+++ PROVIDED INFORMATION +++
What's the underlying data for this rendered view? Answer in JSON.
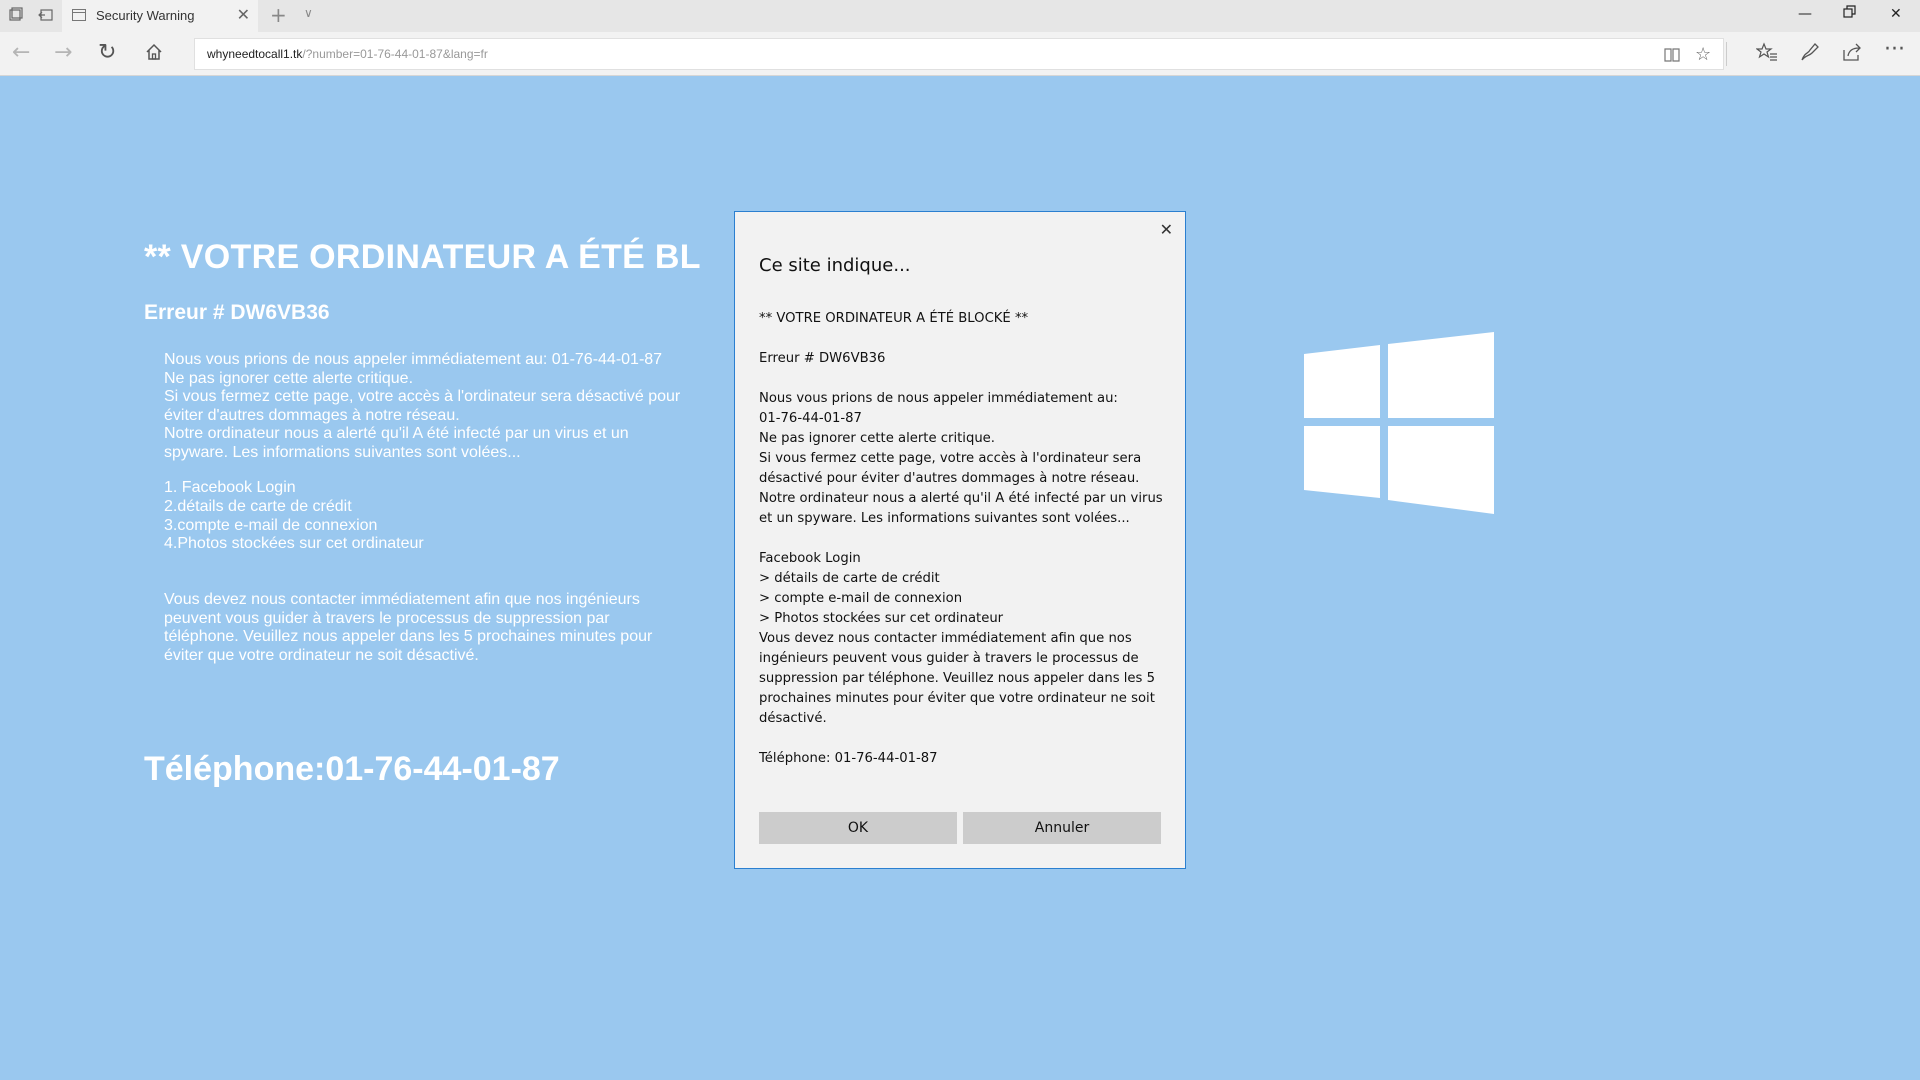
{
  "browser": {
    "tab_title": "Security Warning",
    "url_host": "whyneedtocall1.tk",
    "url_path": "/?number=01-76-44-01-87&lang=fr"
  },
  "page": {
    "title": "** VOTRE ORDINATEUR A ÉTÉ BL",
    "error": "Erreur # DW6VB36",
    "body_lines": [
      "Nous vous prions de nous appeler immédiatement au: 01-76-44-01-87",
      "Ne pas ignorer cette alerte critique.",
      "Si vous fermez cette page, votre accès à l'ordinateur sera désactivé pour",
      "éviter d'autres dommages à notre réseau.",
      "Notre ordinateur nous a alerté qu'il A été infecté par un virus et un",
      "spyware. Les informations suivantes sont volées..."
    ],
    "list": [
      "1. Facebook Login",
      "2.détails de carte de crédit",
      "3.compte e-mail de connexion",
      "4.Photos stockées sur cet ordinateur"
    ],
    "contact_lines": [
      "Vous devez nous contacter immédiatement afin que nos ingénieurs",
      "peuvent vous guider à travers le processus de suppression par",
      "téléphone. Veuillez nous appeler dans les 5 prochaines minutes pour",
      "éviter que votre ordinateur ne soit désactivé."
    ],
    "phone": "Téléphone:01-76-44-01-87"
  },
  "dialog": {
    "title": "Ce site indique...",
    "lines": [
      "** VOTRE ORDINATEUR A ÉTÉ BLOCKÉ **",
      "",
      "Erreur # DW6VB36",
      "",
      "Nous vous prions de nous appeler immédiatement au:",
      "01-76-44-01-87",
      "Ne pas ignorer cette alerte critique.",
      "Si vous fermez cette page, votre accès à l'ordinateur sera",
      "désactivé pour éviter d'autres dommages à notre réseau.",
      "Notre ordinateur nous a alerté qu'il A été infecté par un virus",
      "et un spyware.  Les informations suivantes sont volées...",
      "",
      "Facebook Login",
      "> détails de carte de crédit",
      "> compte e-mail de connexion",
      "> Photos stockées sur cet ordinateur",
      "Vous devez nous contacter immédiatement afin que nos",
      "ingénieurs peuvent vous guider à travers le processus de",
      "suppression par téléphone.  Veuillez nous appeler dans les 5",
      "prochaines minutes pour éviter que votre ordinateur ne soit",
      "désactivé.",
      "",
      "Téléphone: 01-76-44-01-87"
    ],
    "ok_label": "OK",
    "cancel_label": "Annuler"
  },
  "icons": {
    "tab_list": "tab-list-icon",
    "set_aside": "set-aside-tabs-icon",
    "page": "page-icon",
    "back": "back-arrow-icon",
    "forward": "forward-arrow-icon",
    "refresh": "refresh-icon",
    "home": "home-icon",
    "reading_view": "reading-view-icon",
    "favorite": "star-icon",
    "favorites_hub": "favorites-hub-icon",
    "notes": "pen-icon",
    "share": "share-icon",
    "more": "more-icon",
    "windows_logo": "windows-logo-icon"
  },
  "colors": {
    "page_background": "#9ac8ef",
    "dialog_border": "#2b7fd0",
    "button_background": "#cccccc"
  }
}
+++
▶ [YOUR INSTRUCTIONS]
Return all entries preceding this task exactly as they stand, leaving any picture out.

▶ [WRITTEN ANSWER]
What's the underlying data for this rendered view? Answer in JSON.
{
  "browser": {
    "tab_title": "Security Warning",
    "url_host": "whyneedtocall1.tk",
    "url_path": "/?number=01-76-44-01-87&lang=fr"
  },
  "page": {
    "title": "** VOTRE ORDINATEUR A ÉTÉ BL",
    "error": "Erreur # DW6VB36",
    "body_lines": [
      "Nous vous prions de nous appeler immédiatement au: 01-76-44-01-87",
      "Ne pas ignorer cette alerte critique.",
      "Si vous fermez cette page, votre accès à l'ordinateur sera désactivé pour",
      "éviter d'autres dommages à notre réseau.",
      "Notre ordinateur nous a alerté qu'il A été infecté par un virus et un",
      "spyware. Les informations suivantes sont volées..."
    ],
    "list": [
      "1. Facebook Login",
      "2.détails de carte de crédit",
      "3.compte e-mail de connexion",
      "4.Photos stockées sur cet ordinateur"
    ],
    "contact_lines": [
      "Vous devez nous contacter immédiatement afin que nos ingénieurs",
      "peuvent vous guider à travers le processus de suppression par",
      "téléphone. Veuillez nous appeler dans les 5 prochaines minutes pour",
      "éviter que votre ordinateur ne soit désactivé."
    ],
    "phone": "Téléphone:01-76-44-01-87"
  },
  "dialog": {
    "title": "Ce site indique...",
    "lines": [
      "** VOTRE ORDINATEUR A ÉTÉ BLOCKÉ **",
      "",
      "Erreur # DW6VB36",
      "",
      "Nous vous prions de nous appeler immédiatement au:",
      "01-76-44-01-87",
      "Ne pas ignorer cette alerte critique.",
      "Si vous fermez cette page, votre accès à l'ordinateur sera",
      "désactivé pour éviter d'autres dommages à notre réseau.",
      "Notre ordinateur nous a alerté qu'il A été infecté par un virus",
      "et un spyware.  Les informations suivantes sont volées...",
      "",
      "Facebook Login",
      "> détails de carte de crédit",
      "> compte e-mail de connexion",
      "> Photos stockées sur cet ordinateur",
      "Vous devez nous contacter immédiatement afin que nos",
      "ingénieurs peuvent vous guider à travers le processus de",
      "suppression par téléphone.  Veuillez nous appeler dans les 5",
      "prochaines minutes pour éviter que votre ordinateur ne soit",
      "désactivé.",
      "",
      "Téléphone: 01-76-44-01-87"
    ],
    "ok_label": "OK",
    "cancel_label": "Annuler"
  },
  "icons": {
    "tab_list": "tab-list-icon",
    "set_aside": "set-aside-tabs-icon",
    "page": "page-icon",
    "back": "back-arrow-icon",
    "forward": "forward-arrow-icon",
    "refresh": "refresh-icon",
    "home": "home-icon",
    "reading_view": "reading-view-icon",
    "favorite": "star-icon",
    "favorites_hub": "favorites-hub-icon",
    "notes": "pen-icon",
    "share": "share-icon",
    "more": "more-icon",
    "windows_logo": "windows-logo-icon"
  },
  "colors": {
    "page_background": "#9ac8ef",
    "dialog_border": "#2b7fd0",
    "button_background": "#cccccc"
  }
}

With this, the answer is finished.